- Required work:
Gather up every line that includes the string "olyan".
****
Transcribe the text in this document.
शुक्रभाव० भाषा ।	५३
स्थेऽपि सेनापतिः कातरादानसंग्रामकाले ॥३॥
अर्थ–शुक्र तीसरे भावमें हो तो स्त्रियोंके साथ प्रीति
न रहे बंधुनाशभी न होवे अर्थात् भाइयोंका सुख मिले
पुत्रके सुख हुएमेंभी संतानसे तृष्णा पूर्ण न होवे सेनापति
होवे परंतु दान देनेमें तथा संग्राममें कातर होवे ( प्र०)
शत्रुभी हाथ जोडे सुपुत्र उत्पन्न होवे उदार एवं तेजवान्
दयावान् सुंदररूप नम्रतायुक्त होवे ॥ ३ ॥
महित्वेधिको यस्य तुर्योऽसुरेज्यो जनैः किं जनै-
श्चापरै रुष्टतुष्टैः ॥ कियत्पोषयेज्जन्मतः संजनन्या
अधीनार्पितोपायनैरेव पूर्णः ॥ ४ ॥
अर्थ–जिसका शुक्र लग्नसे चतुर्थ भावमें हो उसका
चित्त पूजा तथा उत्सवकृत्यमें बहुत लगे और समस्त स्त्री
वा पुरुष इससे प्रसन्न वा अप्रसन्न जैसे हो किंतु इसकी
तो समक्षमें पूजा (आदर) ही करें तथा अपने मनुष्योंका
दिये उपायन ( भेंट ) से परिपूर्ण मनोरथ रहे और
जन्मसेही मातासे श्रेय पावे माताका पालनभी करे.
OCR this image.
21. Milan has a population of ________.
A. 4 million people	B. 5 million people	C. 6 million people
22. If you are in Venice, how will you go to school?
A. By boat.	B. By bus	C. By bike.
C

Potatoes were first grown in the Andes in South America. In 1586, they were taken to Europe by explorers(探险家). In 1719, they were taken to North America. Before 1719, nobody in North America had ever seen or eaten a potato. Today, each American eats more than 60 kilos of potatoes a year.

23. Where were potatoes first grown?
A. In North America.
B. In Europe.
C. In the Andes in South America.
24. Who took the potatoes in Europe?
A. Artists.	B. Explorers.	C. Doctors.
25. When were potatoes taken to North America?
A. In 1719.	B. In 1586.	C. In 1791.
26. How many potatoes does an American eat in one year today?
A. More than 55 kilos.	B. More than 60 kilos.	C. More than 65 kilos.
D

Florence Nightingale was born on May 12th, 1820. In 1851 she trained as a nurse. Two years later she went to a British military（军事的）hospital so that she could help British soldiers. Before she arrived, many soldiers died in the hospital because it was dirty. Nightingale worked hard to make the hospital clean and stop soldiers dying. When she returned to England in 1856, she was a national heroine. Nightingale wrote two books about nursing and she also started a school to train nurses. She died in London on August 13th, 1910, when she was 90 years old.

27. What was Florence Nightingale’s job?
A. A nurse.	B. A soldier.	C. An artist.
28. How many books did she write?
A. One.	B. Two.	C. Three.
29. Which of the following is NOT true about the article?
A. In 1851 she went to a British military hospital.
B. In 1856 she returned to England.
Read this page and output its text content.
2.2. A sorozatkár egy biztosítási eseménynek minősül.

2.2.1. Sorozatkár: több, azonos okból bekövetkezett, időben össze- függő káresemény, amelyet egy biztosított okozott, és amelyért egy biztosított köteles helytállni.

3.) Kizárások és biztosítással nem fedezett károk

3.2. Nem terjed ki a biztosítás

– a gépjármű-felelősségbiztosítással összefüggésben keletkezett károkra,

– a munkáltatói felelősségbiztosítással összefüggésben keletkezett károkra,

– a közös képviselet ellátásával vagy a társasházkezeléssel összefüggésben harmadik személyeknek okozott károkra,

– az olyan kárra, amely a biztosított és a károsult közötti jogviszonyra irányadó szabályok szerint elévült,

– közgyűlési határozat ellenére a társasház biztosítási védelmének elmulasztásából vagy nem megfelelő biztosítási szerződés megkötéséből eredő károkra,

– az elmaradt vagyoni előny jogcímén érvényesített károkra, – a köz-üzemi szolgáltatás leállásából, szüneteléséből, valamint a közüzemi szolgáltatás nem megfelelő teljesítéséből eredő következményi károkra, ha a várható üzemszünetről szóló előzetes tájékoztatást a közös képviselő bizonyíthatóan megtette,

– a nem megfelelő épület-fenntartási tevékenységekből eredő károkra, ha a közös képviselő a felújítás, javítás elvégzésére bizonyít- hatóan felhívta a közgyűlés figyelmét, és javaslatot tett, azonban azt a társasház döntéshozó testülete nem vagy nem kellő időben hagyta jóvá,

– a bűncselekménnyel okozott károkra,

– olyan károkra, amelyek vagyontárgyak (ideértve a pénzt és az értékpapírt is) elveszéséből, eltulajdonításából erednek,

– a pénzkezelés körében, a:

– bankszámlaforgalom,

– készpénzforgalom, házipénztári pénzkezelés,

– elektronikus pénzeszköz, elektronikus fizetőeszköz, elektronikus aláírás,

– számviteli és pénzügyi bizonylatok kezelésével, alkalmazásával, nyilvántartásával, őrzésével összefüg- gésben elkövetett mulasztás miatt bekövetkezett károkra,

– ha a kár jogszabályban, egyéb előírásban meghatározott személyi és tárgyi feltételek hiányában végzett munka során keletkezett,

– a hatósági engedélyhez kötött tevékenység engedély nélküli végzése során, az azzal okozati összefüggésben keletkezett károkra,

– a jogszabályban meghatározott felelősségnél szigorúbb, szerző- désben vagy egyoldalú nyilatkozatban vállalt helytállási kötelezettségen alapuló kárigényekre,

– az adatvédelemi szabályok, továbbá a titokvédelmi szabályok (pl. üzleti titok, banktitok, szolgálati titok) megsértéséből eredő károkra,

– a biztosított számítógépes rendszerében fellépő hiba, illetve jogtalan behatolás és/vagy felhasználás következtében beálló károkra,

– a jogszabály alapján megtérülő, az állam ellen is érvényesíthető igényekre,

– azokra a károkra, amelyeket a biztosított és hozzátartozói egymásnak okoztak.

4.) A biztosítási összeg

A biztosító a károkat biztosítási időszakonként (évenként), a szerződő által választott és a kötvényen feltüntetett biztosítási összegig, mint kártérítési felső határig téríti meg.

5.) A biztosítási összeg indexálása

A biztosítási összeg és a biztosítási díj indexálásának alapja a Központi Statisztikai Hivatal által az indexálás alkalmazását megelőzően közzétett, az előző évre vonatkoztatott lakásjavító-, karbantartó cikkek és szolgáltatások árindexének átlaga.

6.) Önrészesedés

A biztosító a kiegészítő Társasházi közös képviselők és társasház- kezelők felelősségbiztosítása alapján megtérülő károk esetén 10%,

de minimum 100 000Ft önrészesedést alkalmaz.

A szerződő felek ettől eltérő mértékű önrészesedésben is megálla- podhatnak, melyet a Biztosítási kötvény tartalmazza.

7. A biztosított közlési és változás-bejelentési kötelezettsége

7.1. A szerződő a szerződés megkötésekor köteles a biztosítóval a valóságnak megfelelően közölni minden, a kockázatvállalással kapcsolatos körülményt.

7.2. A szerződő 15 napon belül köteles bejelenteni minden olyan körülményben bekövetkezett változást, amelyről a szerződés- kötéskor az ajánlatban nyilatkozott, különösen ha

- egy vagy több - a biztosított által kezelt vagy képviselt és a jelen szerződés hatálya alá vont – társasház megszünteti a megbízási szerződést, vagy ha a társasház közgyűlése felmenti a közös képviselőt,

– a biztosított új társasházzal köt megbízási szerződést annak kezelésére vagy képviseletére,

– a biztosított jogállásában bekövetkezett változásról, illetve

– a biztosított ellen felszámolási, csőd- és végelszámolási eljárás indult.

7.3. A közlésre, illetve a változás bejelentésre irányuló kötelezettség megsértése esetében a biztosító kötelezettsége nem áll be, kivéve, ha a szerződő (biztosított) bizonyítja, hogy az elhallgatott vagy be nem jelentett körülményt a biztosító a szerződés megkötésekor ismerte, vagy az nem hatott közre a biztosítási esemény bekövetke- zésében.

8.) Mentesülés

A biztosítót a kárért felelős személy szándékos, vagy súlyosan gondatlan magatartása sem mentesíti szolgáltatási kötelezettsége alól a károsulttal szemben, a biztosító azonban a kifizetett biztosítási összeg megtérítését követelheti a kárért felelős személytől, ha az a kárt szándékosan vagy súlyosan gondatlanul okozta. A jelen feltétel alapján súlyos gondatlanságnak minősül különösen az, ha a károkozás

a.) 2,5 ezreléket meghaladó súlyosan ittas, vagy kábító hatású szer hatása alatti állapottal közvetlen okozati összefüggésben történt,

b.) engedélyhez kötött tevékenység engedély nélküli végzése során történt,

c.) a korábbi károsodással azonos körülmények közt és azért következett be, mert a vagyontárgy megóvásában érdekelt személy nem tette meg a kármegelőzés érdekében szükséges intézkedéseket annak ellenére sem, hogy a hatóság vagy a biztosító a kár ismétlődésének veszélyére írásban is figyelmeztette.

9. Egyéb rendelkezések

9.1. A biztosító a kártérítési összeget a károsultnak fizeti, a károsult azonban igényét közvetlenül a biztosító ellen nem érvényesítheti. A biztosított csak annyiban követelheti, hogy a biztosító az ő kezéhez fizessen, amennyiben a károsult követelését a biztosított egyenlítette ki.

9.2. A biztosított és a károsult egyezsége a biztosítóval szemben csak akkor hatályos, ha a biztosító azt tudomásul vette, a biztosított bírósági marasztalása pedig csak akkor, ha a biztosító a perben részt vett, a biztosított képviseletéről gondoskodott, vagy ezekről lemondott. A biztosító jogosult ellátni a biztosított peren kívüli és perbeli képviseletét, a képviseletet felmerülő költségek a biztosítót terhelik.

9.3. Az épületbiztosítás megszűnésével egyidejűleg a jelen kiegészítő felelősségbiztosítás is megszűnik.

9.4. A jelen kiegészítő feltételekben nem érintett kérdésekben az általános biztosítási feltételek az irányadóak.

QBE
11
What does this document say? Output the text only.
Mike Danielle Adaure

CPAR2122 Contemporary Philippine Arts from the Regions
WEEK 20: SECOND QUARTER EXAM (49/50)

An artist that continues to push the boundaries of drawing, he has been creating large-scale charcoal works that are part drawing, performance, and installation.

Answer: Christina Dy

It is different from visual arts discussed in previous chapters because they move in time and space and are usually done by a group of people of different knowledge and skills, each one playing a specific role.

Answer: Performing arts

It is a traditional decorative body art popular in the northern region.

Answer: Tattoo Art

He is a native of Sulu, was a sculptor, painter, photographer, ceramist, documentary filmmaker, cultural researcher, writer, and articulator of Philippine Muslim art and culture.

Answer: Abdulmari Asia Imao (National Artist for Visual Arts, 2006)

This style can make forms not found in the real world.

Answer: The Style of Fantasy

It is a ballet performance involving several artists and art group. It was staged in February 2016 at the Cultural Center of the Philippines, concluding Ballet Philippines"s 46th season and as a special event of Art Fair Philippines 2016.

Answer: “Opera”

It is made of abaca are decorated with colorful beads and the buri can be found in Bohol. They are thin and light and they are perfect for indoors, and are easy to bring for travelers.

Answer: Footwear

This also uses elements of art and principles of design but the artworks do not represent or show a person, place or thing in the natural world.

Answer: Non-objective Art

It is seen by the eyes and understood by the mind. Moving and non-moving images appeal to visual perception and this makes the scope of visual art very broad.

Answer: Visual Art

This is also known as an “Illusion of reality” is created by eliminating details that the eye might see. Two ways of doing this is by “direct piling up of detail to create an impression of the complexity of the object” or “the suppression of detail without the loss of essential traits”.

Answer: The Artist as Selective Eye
****
- Response to this exercise:
– az olyan kárra, amely a biztosított és a károsult közötti jogviszonyra irányadó szabályok szerint elévült,
– olyan károkra, amelyek vagyontárgyak (ideértve a pénzt és az értékpapírt is) elveszéséből, eltulajdonításából erednek,
7.2. A szerződő 15 napon belül köteles bejelenteni minden olyan körülményben bekövetkezett változást, amelyről a szerződés- kötéskor az ajánlatban nyilatkozott, különösen ha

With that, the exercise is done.